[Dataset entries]

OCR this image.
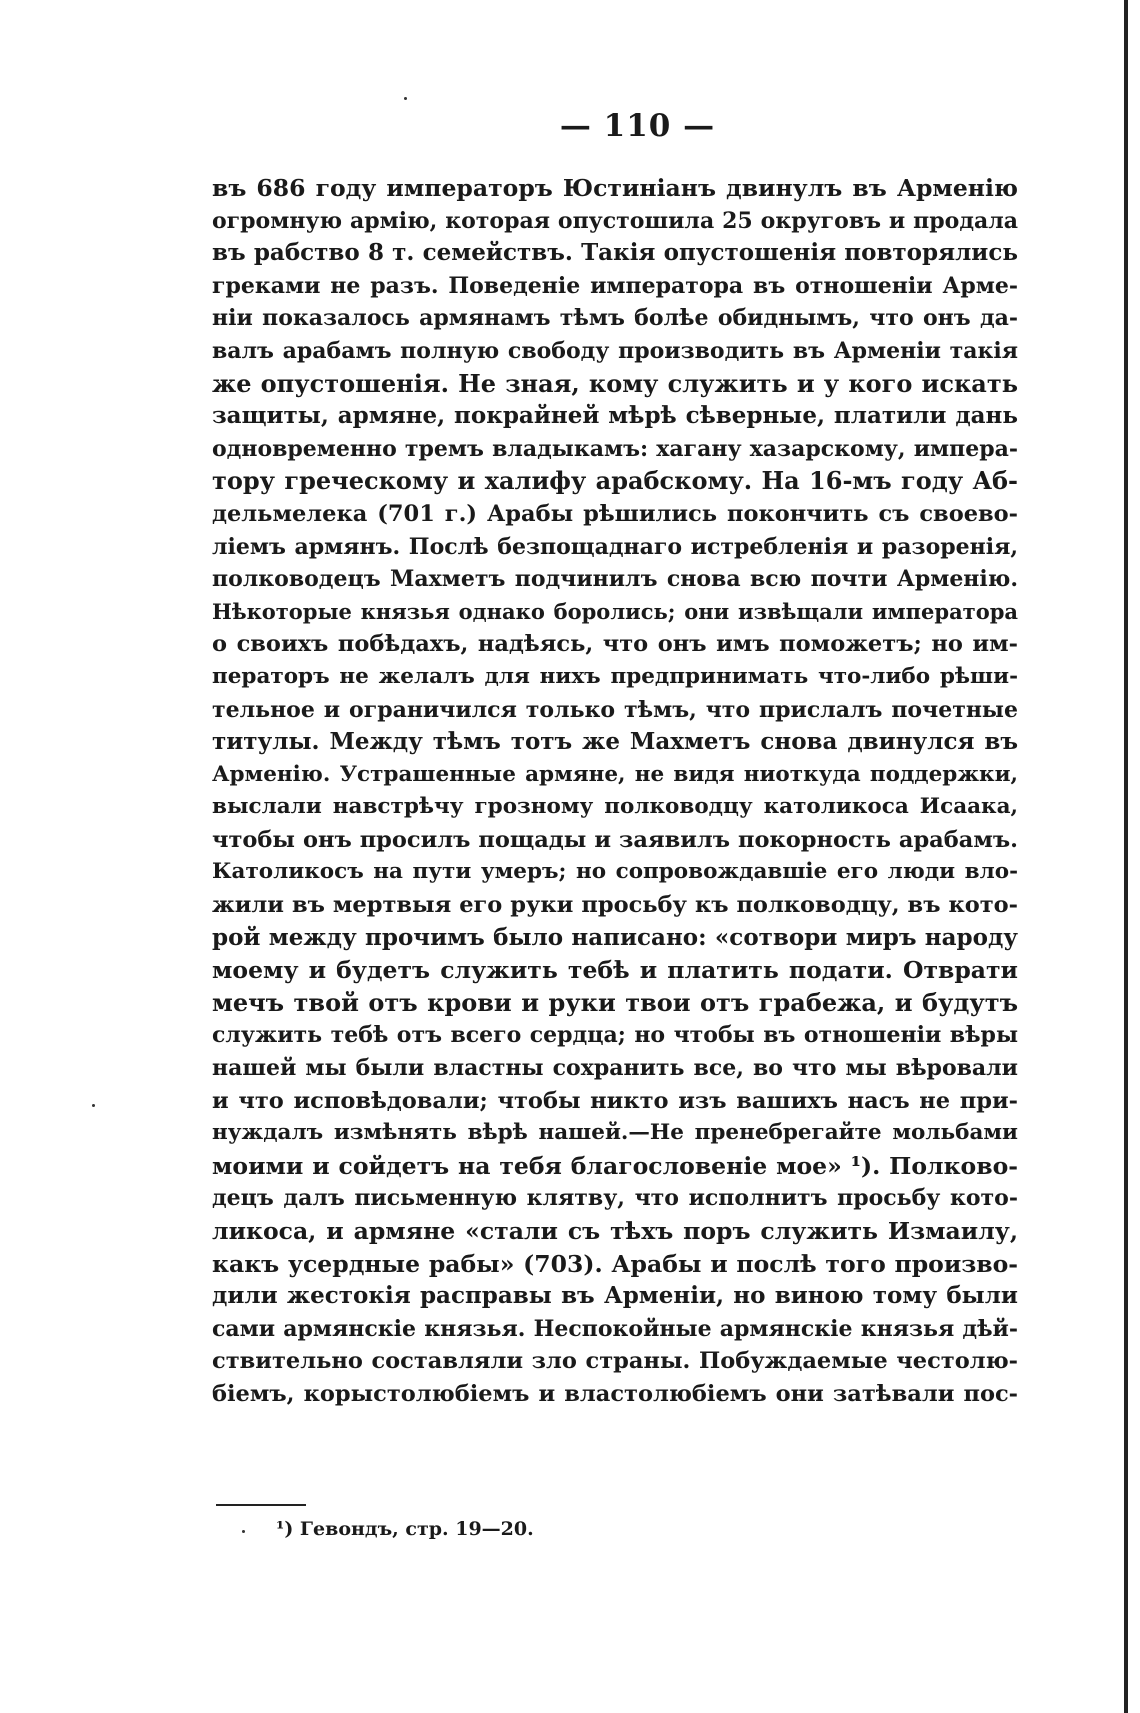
— 110 —
въ 686 году императоръ Юстиніанъ двинулъ въ Арменію
огромную армію, которая опустошила 25 округовъ и продала
въ рабство 8 т. семействъ. Такія опустошенія повторялись
греками не разъ. Поведеніе императора въ отношеніи Арме-
ніи показалось армянамъ тѣмъ болѣе обиднымъ, что онъ да-
валъ арабамъ полную свободу производить въ Арменіи такія
же опустошенія. Не зная, кому служить и у кого искать
защиты, армяне, покрайней мѣрѣ сѣверные, платили дань
одновременно тремъ владыкамъ: хагану хазарскому, импера-
тору греческому и халифу арабскому. На 16-мъ году Аб-
дельмелека (701 г.) Арабы рѣшились покончить съ своево-
ліемъ армянъ. Послѣ безпощаднаго истребленія и разоренія,
полководецъ Махметъ подчинилъ снова всю почти Арменію.
Нѣкоторые князья однако боролись; они извѣщали императора
о своихъ побѣдахъ, надѣясь, что онъ имъ поможетъ; но им-
ператоръ не желалъ для нихъ предпринимать что-либо рѣши-
тельное и ограничился только тѣмъ, что прислалъ почетные
титулы. Между тѣмъ тотъ же Махметъ снова двинулся въ
Арменію. Устрашенные армяне, не видя ниоткуда поддержки,
выслали навстрѣчу грозному полководцу католикоса Исаака,
чтобы онъ просилъ пощады и заявилъ покорность арабамъ.
Католикосъ на пути умеръ; но сопровождавшіе его люди вло-
жили въ мертвыя его руки просьбу къ полководцу, въ кото-
рой между прочимъ было написано: «сотвори миръ народу
моему и будетъ служить тебѣ и платить подати. Отврати
мечъ твой отъ крови и руки твои отъ грабежа, и будутъ
служить тебѣ отъ всего сердца; но чтобы въ отношеніи вѣры
нашей мы были властны сохранить все, во что мы вѣровали
и что исповѣдовали; чтобы никто изъ вашихъ насъ не при-
нуждалъ измѣнять вѣрѣ нашей.—Не пренебрегайте мольбами
моими и сойдетъ на тебя благословеніе мое» ¹). Полково-
децъ далъ письменную клятву, что исполнитъ просьбу кото-
ликоса, и армяне «стали съ тѣхъ поръ служить Измаилу,
какъ усердные рабы» (703). Арабы и послѣ того произво-
дили жестокія расправы въ Арменіи, но виною тому были
сами армянскіе князья. Неспокойные армянскіе князья дѣй-
ствительно составляли зло страны. Побуждаемые честолю-
біемъ, корыстолюбіемъ и властолюбіемъ они затѣвали пос-
¹) Гевондъ, стр. 19—20.
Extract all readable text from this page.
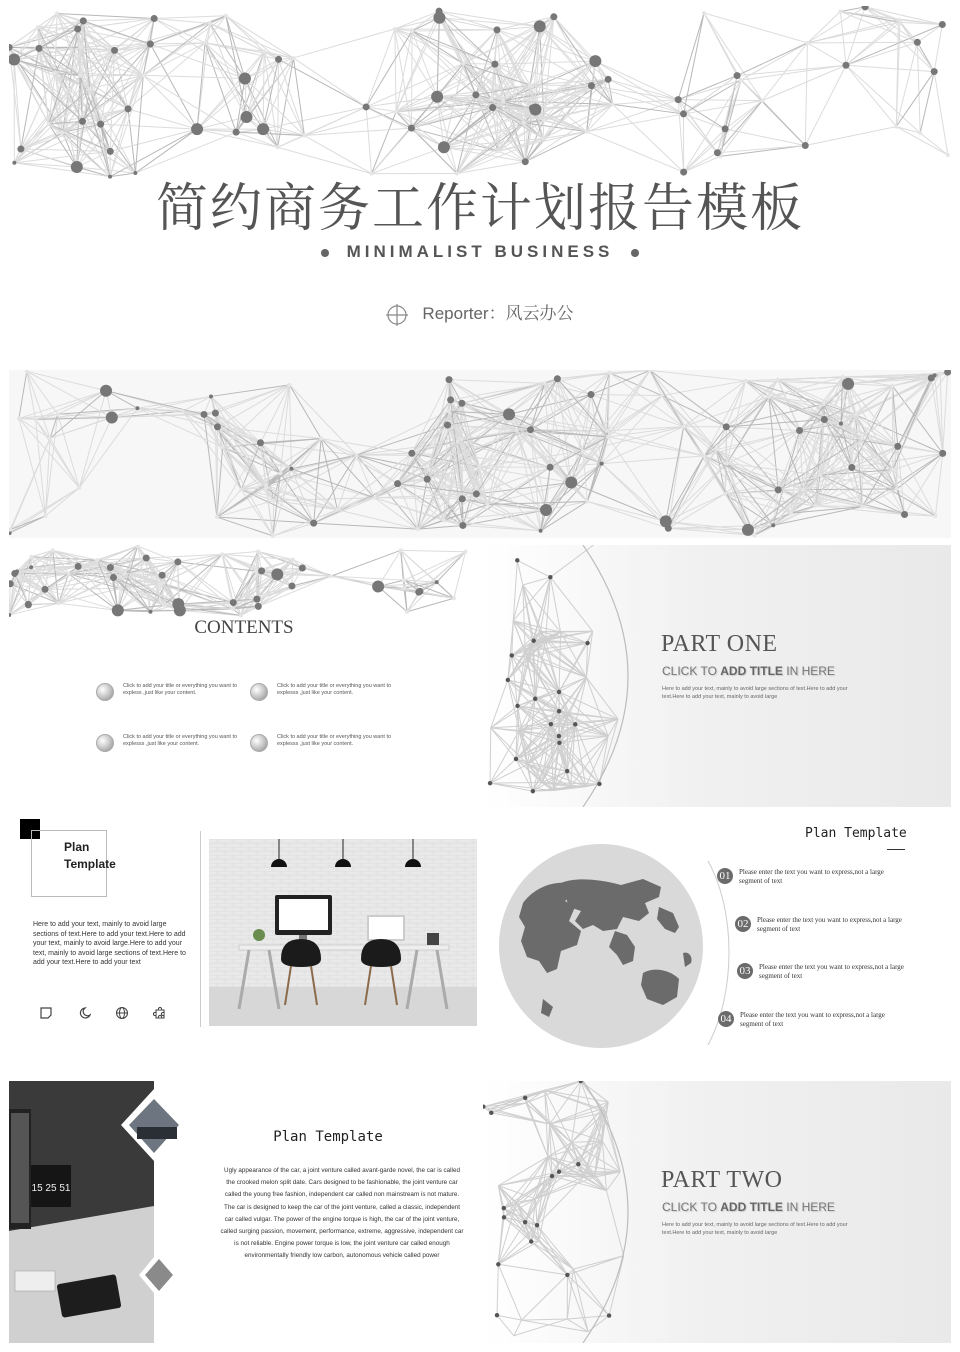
简约商务工作计划报告模板
MINIMALIST BUSINESS
Reporter：风云办公
CONTENTS
Click to add your title or everything you want to expless ,just like your content.
Click to add your title or everything you want to explesss ,just like your content.
Click to add your title or everything you want to explesss ,just like your content.
Click to add your title or everything you want to explesss ,just like your content.
PART ONE
CLICK TO ADD TITLE IN HERE
Here to add your text, mainly to avoid large sections of text.Here to add your text.Here to add your text, mainly to avoid large
Plan Template
Here to add your text, mainly to avoid large sections of text.Here to add your text.Here to add your text, mainly to avoid large.Here to add your text, mainly to avoid large sections of text.Here to add your text.Here to add your text
Plan Template
01	Please enter the text you want to express,not a large segment of text
02	Please enter the text you want to express,not a large segment of text
03	Please enter the text you want to express,not a large segment of text
04	Please enter the text you want to express,not a large segment of text
15 25 51
Plan Template
Ugly appearance of the car, a joint venture called avant-garde novel, the car is called the crooked melon split date. Cars designed to be fashionable, the joint venture car called the young free fashion, independent car called non mainstream is not mature. The car is designed to keep the car of the joint venture, called a classic, independent car called vulgar. The power of the engine torque is high, the car of the joint venture, called surging passion, movement, performance, extreme, aggressive, independent car is not reliable. Engine power torque is low, the joint venture car called enough environmentally friendly low carbon, autonomous vehicle called power
PART TWO
CLICK TO ADD TITLE IN HERE
Here to add your text, mainly to avoid large sections of text.Here to add your text.Here to add your text, mainly to avoid large
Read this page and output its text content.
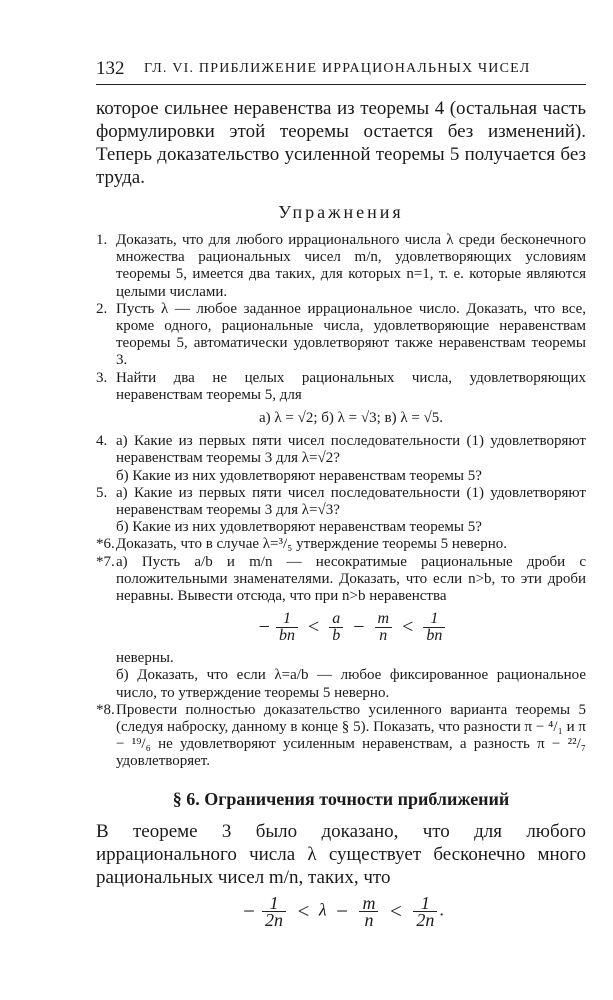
132 ГЛ. VI. ПРИБЛИЖЕНИЕ ИРРАЦИОНАЛЬНЫХ ЧИСЕЛ
которое сильнее неравенства из теоремы 4 (остальная часть формулировки этой теоремы остается без изменений). Теперь доказательство усиленной теоремы 5 получается без труда.
Упражнения
1. Доказать, что для любого иррационального числа λ среди бесконечного множества рациональных чисел m/n, удовлетворяющих условиям теоремы 5, имеется два таких, для которых n=1, т. е. которые являются целыми числами.
2. Пусть λ — любое заданное иррациональное число. Доказать, что все, кроме одного, рациональные числа, удовлетворяющие неравенствам теоремы 5, автоматически удовлетворяют также неравенствам теоремы 3.
3. Найти два не целых рациональных числа, удовлетворяющих неравенствам теоремы 5, для
а) λ = √2; б) λ = √3; в) λ = √5.
4. а) Какие из первых пяти чисел последовательности (1) удовлетворяют неравенствам теоремы 3 для λ=√2?
б) Какие из них удовлетворяют неравенствам теоремы 5?
5. а) Какие из первых пяти чисел последовательности (1) удовлетворяют неравенствам теоремы 3 для λ=√3?
б) Какие из них удовлетворяют неравенствам теоремы 5?
*6. Доказать, что в случае λ=³/₅ утверждение теоремы 5 неверно.
*7. а) Пусть a/b и m/n — несократимые рациональные дроби с положительными знаменателями. Доказать, что если n>b, то эти дроби неравны. Вывести отсюда, что при n>b неравенства
− $\frac{1}{bn} < \frac{a}{b} - \frac{m}{n} < \frac{1}{bn}$
неверны.
б) Доказать, что если λ=a/b — любое фиксированное рациональное число, то утверждение теоремы 5 неверно.
*8. Провести полностью доказательство усиленного варианта теоремы 5 (следуя наброску, данному в конце § 5). Показать, что разности π − ⁴/₁ и π − ¹⁹/₆ не удовлетворяют усиленным неравенствам, а разность π − ²²/₇ удовлетворяет.
§ 6. Ограничения точности приближений
В теореме 3 было доказано, что для любого иррационального числа λ существует бесконечно много рациональных чисел m/n, таких, что
− $\frac{1}{2n} < \lambda - \frac{m}{n} < \frac{1}{2n}$ .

▸ THE PROBLEM:
From the records above, report the count of lines containing "text" and nothing more.

▸ COMPLETE ANSWER:
9